WHAT IS ASKED: In the records that follow, show each line where the word "been" is present.

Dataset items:
###
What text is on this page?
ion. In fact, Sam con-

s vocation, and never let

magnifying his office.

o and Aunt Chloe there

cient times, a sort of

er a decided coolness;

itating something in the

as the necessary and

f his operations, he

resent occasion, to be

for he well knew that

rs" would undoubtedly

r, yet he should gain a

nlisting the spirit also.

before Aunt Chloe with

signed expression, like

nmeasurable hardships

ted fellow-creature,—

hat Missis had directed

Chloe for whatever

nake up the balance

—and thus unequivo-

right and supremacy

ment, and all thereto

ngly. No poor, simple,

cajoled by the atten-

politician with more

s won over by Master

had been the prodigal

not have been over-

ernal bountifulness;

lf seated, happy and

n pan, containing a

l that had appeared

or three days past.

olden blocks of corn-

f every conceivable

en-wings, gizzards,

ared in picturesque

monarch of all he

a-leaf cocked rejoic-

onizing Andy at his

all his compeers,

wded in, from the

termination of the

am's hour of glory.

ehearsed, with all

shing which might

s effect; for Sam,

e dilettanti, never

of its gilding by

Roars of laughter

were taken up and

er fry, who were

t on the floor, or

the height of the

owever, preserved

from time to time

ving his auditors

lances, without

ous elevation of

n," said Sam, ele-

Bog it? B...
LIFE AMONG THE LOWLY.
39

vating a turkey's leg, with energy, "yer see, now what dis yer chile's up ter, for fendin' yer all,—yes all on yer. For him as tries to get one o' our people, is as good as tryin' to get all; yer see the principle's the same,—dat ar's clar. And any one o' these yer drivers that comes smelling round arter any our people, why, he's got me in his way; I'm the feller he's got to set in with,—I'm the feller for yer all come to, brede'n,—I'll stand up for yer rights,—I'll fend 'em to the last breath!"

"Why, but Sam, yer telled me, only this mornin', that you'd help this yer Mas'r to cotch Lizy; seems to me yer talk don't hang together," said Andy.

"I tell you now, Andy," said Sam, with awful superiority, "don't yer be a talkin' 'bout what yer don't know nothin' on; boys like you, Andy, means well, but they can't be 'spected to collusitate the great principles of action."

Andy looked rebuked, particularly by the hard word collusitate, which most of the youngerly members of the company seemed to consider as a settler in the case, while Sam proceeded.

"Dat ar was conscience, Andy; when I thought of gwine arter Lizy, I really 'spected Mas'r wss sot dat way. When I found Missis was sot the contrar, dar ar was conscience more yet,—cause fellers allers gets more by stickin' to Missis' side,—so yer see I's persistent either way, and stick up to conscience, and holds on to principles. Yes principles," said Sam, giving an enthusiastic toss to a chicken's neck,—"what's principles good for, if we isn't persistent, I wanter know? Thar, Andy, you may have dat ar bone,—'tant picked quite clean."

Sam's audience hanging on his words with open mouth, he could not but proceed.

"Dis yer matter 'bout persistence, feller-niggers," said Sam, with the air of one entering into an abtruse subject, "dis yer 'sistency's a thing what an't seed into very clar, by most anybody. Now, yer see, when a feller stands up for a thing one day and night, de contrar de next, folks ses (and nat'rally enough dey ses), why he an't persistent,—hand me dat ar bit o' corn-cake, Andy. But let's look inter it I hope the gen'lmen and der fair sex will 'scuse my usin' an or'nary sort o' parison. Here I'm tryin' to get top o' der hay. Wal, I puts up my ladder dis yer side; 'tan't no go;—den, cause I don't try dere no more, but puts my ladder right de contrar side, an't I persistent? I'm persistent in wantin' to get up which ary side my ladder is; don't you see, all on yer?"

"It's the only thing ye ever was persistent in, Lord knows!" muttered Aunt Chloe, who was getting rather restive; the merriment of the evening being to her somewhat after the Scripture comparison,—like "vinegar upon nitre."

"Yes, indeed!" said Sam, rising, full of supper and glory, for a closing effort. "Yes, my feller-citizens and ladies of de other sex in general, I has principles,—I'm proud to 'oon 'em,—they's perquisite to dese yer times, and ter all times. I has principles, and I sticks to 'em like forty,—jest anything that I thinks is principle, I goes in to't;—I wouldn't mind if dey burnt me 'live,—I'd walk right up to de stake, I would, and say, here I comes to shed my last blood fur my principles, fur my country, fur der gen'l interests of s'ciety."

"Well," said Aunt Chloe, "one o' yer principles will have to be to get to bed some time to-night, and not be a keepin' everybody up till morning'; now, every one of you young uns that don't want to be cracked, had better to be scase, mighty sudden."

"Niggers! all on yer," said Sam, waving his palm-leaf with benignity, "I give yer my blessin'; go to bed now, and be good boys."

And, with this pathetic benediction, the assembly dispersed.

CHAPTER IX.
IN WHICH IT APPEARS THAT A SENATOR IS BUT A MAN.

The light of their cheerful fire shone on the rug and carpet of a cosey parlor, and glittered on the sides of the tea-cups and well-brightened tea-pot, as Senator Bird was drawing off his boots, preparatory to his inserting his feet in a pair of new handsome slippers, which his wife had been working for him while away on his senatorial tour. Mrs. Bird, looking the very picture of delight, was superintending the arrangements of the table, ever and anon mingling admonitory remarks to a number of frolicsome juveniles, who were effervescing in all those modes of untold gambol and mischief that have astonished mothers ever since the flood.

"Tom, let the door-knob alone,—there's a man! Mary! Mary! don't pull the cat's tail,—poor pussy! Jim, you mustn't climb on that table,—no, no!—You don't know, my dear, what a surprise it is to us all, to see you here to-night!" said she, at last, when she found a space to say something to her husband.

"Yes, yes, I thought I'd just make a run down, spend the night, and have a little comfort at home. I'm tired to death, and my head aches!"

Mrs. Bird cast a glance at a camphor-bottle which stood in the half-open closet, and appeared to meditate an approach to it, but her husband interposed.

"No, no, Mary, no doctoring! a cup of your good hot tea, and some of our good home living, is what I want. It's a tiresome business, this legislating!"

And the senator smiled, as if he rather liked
###
RESPONSE TO THIS EXERCISE:
had been the prodigal
not have been over-
The light of their cheerful fire shone on the rug and carpet of a cosey parlor, and glittered on the sides of the tea-cups and well-brightened tea-pot, as Senator Bird was drawing off his boots, preparatory to his inserting his feet in a pair of new handsome slippers, which his wife had been working for him while away on his senatorial tour. Mrs. Bird, looking the very picture of delight, was superintending the arrangements of the table, ever and anon mingling admonitory remarks to a number of frolicsome juveniles, who were effervescing in all those modes of untold gambol and mischief that have astonished mothers ever since the flood.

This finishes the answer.